| To do |
Can you pull out every line between the one holding "Give me the" and the one holding "instagram-profile-screen: 22:28 ✕", inclusive, and reproduce them verbatim?

╭─ Records to process

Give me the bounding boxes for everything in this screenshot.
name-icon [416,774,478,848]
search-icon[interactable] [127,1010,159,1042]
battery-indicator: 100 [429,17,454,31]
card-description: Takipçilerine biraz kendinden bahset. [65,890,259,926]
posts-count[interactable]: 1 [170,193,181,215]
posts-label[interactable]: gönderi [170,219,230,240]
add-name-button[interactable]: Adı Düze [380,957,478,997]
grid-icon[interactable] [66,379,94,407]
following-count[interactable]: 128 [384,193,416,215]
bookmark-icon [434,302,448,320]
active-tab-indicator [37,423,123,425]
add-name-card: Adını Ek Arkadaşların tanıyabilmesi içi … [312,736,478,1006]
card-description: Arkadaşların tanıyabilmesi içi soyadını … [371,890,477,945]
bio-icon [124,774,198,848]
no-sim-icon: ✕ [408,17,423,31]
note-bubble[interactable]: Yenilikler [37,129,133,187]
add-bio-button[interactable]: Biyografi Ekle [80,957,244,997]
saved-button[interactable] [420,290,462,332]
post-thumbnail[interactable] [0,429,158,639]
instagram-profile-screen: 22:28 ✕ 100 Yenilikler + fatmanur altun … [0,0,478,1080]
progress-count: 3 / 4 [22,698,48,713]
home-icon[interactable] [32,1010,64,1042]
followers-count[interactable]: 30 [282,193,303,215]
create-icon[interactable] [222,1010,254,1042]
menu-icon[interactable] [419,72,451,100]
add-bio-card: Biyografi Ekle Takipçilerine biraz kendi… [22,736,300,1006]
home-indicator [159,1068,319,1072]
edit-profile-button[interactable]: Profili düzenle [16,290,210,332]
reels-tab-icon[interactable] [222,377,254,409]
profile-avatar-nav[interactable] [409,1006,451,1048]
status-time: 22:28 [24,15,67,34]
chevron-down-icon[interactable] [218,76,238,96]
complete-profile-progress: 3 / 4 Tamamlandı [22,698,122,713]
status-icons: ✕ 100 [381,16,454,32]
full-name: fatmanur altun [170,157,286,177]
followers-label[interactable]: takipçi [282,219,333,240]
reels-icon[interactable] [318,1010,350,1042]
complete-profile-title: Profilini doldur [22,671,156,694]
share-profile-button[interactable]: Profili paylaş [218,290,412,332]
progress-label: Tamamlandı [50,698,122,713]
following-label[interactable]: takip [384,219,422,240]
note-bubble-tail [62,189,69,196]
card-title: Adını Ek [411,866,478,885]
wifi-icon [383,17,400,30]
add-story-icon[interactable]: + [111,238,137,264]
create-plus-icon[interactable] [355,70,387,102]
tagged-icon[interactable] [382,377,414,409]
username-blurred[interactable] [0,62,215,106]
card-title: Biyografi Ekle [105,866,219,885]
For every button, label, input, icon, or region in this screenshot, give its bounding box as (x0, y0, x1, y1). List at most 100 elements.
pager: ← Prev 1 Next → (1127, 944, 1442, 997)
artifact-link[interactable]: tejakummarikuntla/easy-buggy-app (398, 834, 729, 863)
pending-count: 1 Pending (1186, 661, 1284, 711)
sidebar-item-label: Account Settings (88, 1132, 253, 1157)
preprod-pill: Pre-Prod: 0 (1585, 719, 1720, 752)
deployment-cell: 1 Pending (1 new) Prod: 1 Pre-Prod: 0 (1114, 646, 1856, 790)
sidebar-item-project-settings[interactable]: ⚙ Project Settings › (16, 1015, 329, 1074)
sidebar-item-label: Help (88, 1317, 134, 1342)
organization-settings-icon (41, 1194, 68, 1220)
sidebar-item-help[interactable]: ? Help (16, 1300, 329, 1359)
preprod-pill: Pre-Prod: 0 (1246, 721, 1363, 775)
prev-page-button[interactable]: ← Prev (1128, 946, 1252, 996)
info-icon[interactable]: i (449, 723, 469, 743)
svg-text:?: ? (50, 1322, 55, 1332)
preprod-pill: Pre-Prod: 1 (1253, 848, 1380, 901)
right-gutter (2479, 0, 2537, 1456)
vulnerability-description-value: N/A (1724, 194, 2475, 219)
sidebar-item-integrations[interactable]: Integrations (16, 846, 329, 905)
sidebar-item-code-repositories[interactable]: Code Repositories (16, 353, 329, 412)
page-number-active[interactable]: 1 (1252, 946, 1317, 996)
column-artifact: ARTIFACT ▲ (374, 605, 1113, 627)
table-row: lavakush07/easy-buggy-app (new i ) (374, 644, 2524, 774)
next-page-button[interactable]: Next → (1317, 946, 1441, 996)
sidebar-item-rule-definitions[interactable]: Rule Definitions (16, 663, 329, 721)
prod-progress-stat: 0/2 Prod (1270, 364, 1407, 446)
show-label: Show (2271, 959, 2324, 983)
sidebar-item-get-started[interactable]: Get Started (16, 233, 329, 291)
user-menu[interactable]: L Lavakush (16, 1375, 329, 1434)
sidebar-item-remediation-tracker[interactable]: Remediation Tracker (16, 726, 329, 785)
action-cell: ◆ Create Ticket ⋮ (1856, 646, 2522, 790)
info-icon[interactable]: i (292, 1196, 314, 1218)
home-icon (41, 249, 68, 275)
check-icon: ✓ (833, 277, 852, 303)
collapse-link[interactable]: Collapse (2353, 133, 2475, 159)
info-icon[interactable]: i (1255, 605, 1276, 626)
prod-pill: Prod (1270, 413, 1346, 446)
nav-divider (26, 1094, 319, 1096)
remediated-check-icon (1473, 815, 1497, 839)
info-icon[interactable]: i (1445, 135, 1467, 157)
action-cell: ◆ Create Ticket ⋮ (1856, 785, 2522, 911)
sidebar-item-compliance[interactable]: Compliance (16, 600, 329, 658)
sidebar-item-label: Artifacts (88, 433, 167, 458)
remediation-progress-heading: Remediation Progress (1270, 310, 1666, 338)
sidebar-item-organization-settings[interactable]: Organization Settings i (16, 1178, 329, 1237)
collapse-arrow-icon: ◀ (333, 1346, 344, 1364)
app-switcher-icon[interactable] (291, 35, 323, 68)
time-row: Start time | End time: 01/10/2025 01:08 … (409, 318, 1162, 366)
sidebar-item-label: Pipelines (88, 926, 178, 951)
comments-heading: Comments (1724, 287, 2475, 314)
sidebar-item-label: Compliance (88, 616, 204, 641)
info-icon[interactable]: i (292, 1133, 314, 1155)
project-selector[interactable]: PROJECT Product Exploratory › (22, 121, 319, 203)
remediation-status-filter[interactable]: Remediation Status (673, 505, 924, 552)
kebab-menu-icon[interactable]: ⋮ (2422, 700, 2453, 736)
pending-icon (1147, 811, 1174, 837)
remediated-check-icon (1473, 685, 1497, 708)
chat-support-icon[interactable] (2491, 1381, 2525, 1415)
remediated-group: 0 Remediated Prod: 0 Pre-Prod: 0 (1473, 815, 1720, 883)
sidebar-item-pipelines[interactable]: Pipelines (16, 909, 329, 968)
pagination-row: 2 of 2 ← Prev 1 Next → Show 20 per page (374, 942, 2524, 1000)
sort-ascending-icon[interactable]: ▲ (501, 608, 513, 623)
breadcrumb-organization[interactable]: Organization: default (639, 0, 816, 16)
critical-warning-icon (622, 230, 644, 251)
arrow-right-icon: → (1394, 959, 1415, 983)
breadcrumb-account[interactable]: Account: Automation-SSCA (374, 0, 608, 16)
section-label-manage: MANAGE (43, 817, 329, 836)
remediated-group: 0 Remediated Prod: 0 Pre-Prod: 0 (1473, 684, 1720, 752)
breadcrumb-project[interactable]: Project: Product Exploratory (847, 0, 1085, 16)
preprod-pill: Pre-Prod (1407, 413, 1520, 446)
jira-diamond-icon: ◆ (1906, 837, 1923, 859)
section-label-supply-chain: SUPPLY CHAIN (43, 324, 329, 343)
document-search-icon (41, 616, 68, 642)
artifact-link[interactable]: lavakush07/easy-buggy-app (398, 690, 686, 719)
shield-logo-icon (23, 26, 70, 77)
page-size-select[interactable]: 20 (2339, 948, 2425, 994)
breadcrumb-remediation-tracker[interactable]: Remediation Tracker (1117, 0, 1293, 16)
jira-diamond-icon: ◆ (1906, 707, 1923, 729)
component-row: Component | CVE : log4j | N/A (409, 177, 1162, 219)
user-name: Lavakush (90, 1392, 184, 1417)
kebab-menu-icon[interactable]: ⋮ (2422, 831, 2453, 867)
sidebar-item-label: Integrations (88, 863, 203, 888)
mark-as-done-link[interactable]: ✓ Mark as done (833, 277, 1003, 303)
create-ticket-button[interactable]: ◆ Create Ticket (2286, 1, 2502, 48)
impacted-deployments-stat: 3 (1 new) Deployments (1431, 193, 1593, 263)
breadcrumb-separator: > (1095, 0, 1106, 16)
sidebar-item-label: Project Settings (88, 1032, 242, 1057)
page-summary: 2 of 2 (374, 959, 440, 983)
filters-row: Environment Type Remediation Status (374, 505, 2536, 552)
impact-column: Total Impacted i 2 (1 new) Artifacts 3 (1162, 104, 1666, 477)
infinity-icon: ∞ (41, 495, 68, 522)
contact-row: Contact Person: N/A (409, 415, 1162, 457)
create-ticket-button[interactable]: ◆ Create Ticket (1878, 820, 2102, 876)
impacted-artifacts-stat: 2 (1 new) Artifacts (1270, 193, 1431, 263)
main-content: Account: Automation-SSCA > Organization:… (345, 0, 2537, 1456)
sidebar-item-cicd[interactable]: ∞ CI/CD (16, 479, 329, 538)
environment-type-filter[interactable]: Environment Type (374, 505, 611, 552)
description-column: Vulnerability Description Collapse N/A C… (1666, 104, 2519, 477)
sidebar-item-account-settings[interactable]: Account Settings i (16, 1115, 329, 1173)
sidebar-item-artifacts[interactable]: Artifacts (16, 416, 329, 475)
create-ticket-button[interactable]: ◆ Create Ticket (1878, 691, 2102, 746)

╰─
╭─ Records to process

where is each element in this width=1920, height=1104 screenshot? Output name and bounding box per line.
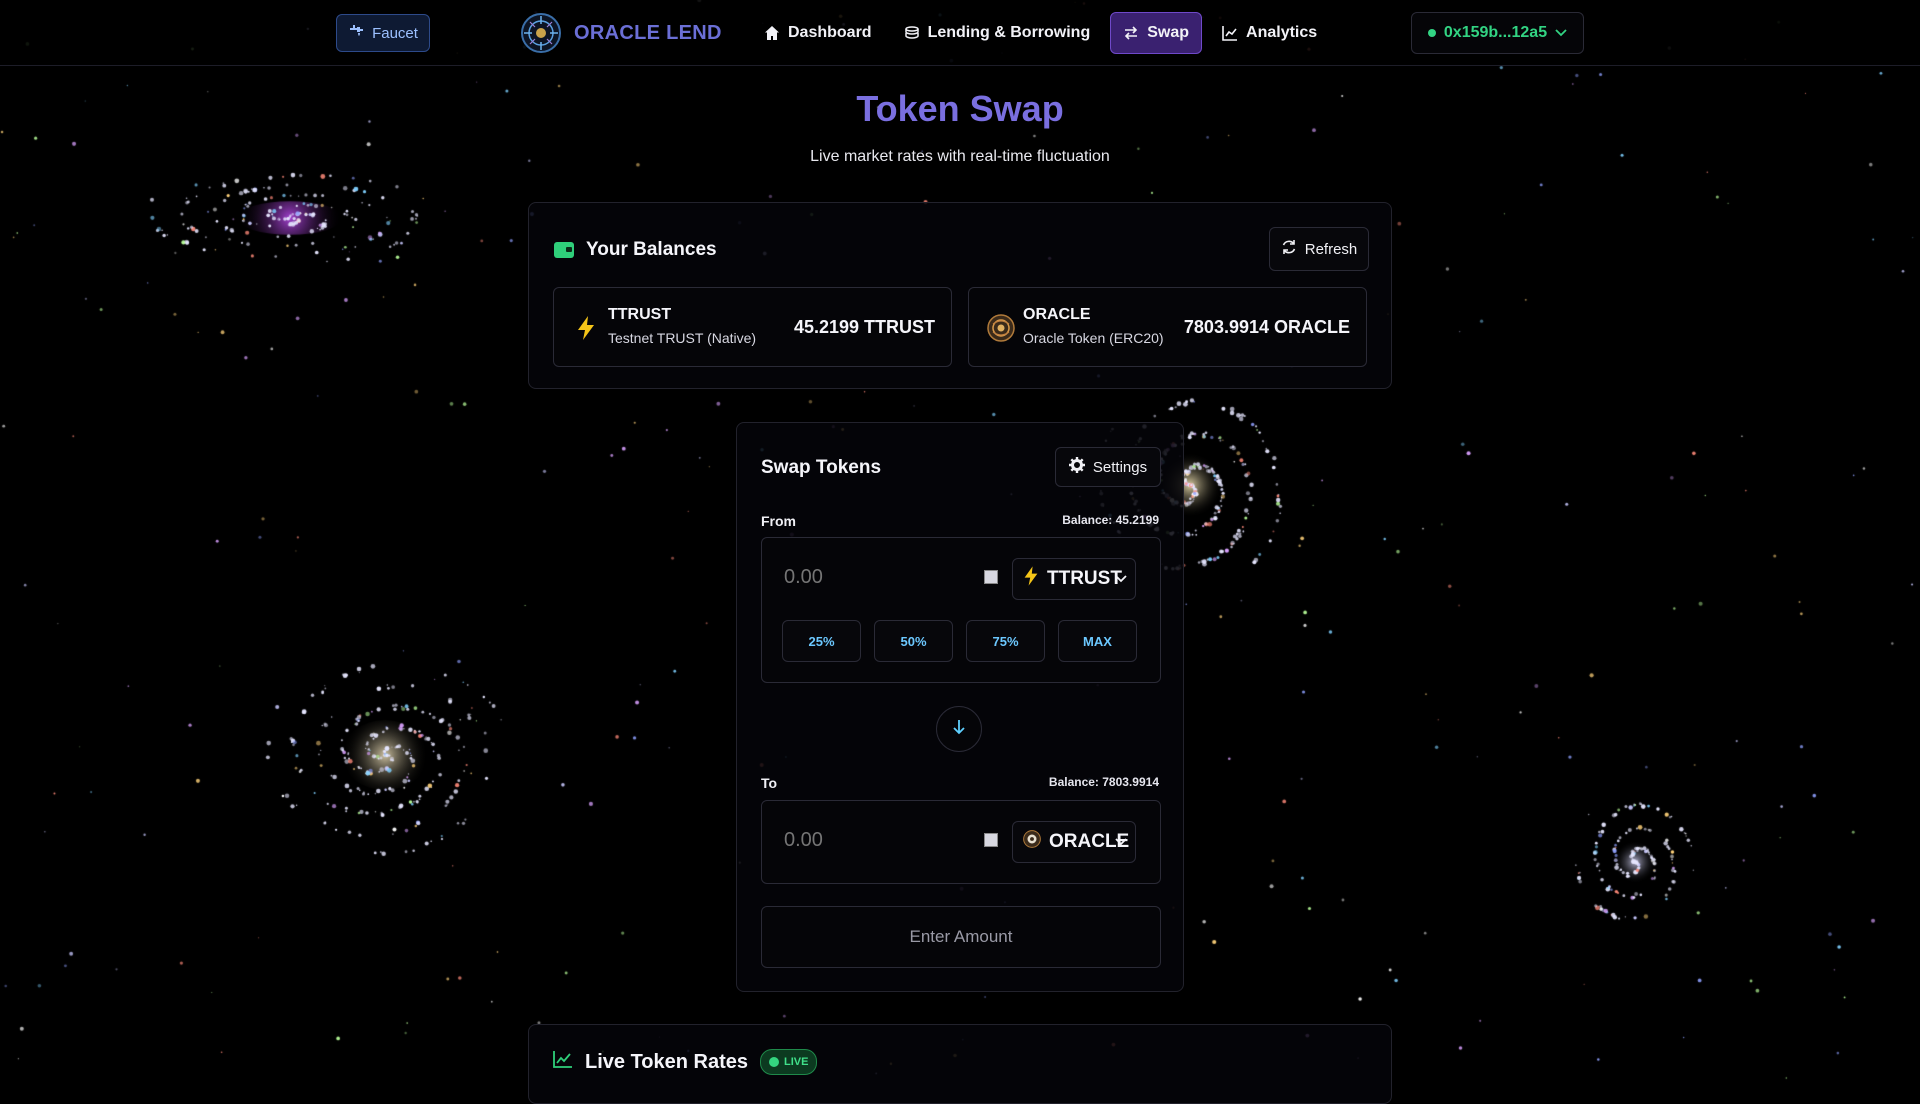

╰─

| Solution |
Give me the bounding boxes for everything in this screenshot.
name-icon [416,774,478,848]
search-icon[interactable] [127,1010,159,1042]
battery-indicator: 100 [429,17,454,31]
card-description: Takipçilerine biraz kendinden bahset. [65,890,259,926]
posts-count[interactable]: 1 [170,193,181,215]
posts-label[interactable]: gönderi [170,219,230,240]
add-name-button[interactable]: Adı Düze [380,957,478,997]
grid-icon[interactable] [66,379,94,407]
following-count[interactable]: 128 [384,193,416,215]
bookmark-icon [434,302,448,320]
active-tab-indicator [37,423,123,425]
add-name-card: Adını Ek Arkadaşların tanıyabilmesi içi … [312,736,478,1006]
card-description: Arkadaşların tanıyabilmesi içi soyadını … [371,890,477,945]
bio-icon [124,774,198,848]
no-sim-icon: ✕ [408,17,423,31]
note-bubble[interactable]: Yenilikler [37,129,133,187]
add-bio-button[interactable]: Biyografi Ekle [80,957,244,997]
saved-button[interactable] [420,290,462,332]
post-thumbnail[interactable] [0,429,158,639]
instagram-profile-screen: 22:28 ✕ 100 Yenilikler + fatmanur altun … [0,0,478,1080]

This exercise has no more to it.